Find every line with "title" in it, then report how many there are and nothing more.

-- start Data shown --

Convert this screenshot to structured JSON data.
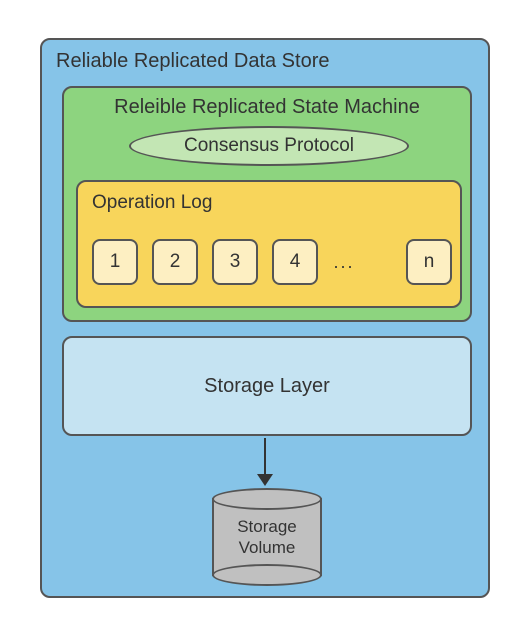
{
  "outer": {
    "title": "Reliable Replicated Data Store"
  },
  "state_machine": {
    "title": "Releible Replicated State Machine"
  },
  "consensus": {
    "label": "Consensus Protocol"
  },
  "oplog": {
    "title": "Operation Log",
    "items": [
      "1",
      "2",
      "3",
      "4"
    ],
    "ellipsis": "...",
    "last": "n"
  },
  "storage_layer": {
    "label": "Storage Layer"
  },
  "storage_volume": {
    "line1": "Storage",
    "line2": "Volume"
  }
}
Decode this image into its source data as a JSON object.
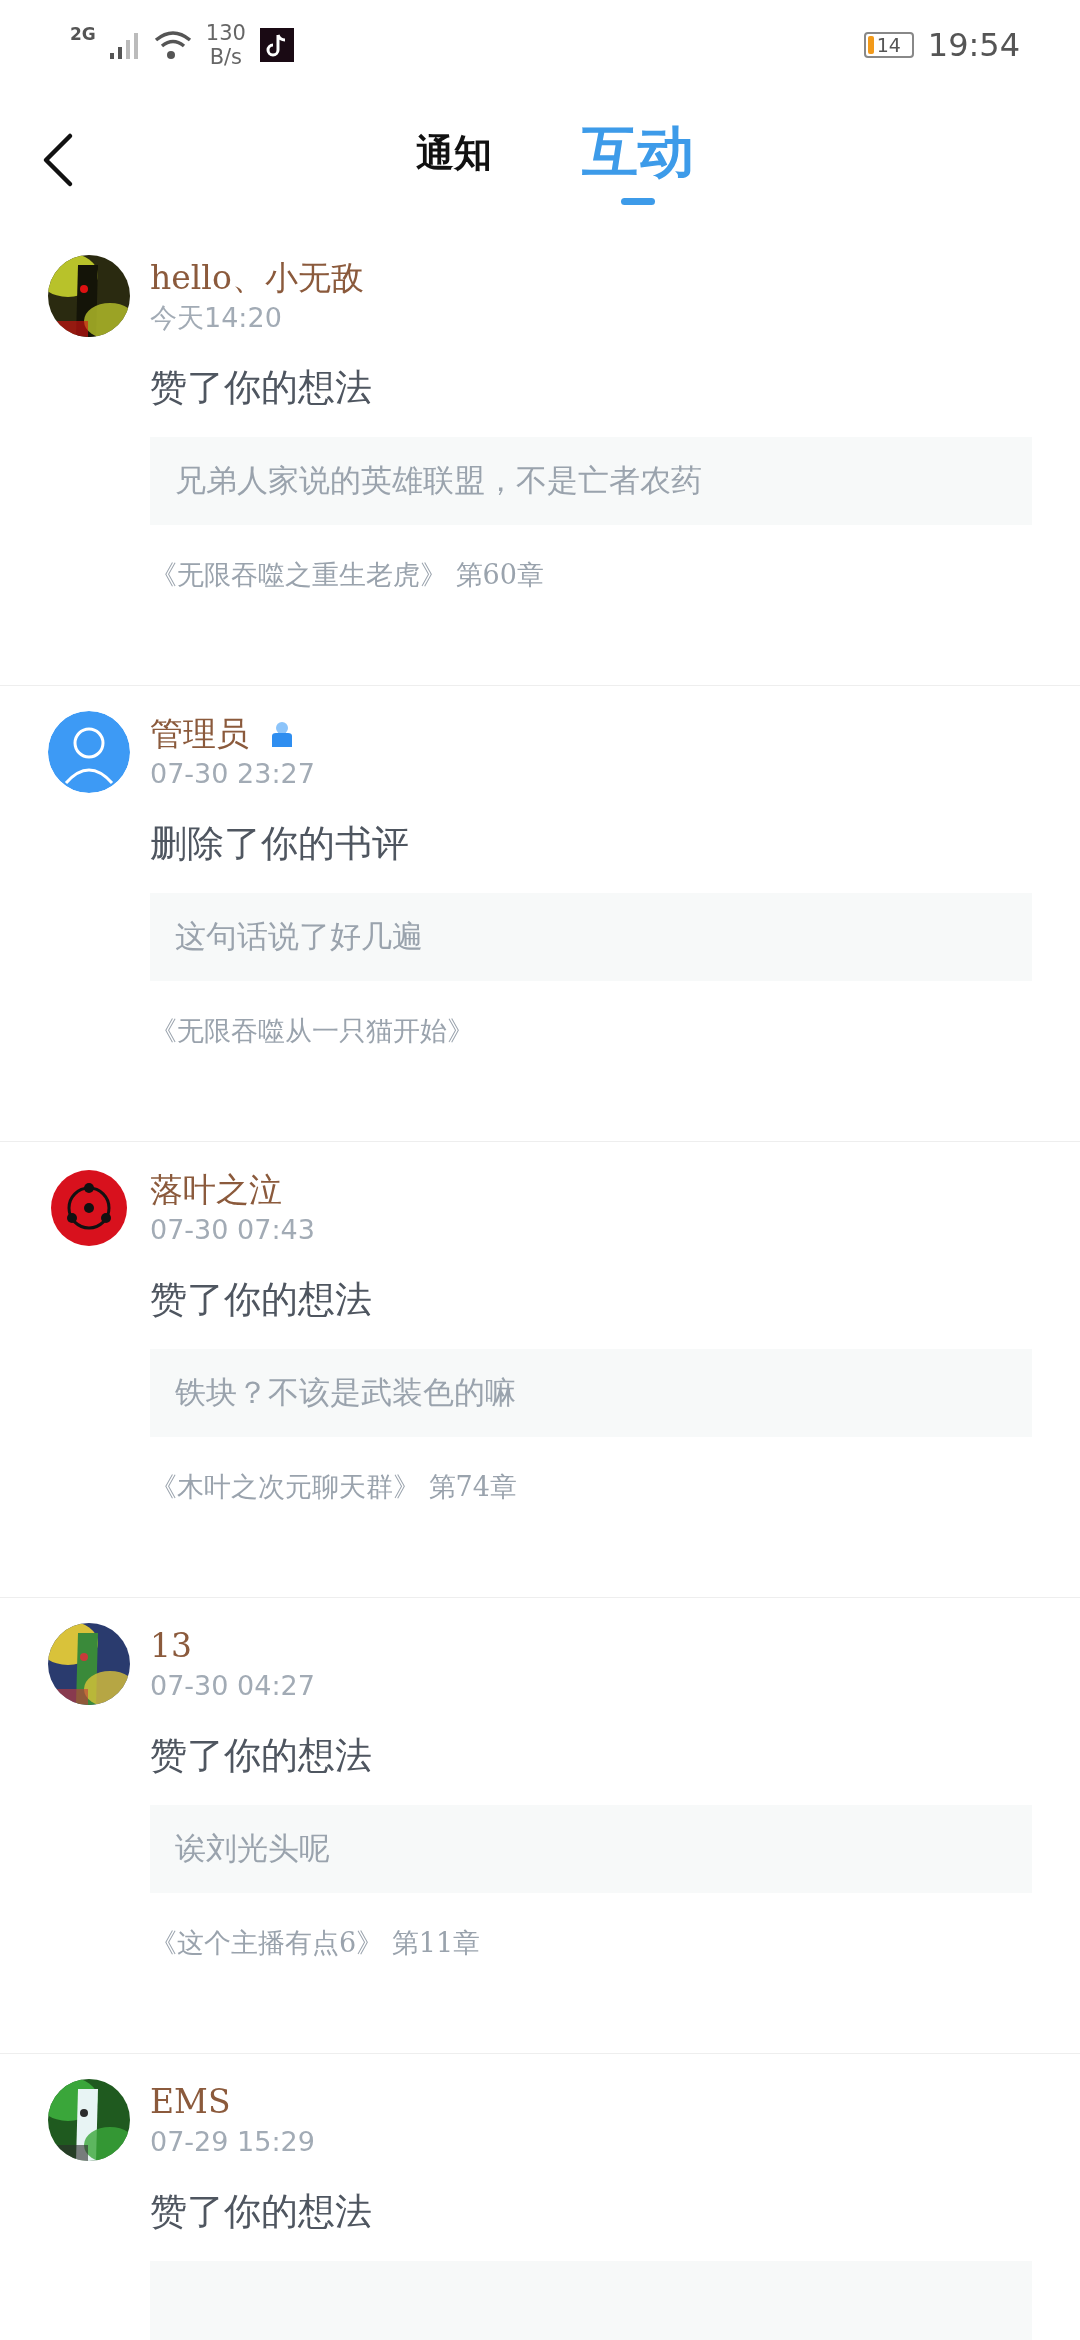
{
  "status_bar": {
    "network": "2G",
    "speed_value": "130",
    "speed_unit": "B/s",
    "battery": "14",
    "time": "19:54"
  },
  "header": {
    "tabs": [
      {
        "label": "通知",
        "selected": false
      },
      {
        "label": "互动",
        "selected": true
      }
    ]
  },
  "items": [
    {
      "name": "hello、小无敌",
      "admin": false,
      "time": "今天14:20",
      "action": "赞了你的想法",
      "quote": "兄弟人家说的英雄联盟，不是亡者农药",
      "book": "《无限吞噬之重生老虎》",
      "chapter": "第60章"
    },
    {
      "avatar": {
        "kind": "default"
      },
      "name": "管理员",
      "admin": true,
      "time": "07-30 23:27",
      "action": "删除了你的书评",
      "quote": "这句话说了好几遍",
      "book": "《无限吞噬从一只猫开始》"
    },
    {
      "name": "落叶之泣",
      "admin": false,
      "time": "07-30 07:43",
      "action": "赞了你的想法",
      "quote": "铁块？不该是武装色的嘛",
      "book": "《木叶之次元聊天群》",
      "chapter": "第74章"
    },
    {
      "name": "13",
      "admin": false,
      "time": "07-30 04:27",
      "action": "赞了你的想法",
      "quote": "诶刘光头呢",
      "book": "《这个主播有点6》",
      "chapter": "第11章"
    },
    {
      "name": "EMS",
      "admin": false,
      "time": "07-29 15:29",
      "action": "赞了你的想法"
    }
  ]
}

-- end Data shown --

## Result of the task
3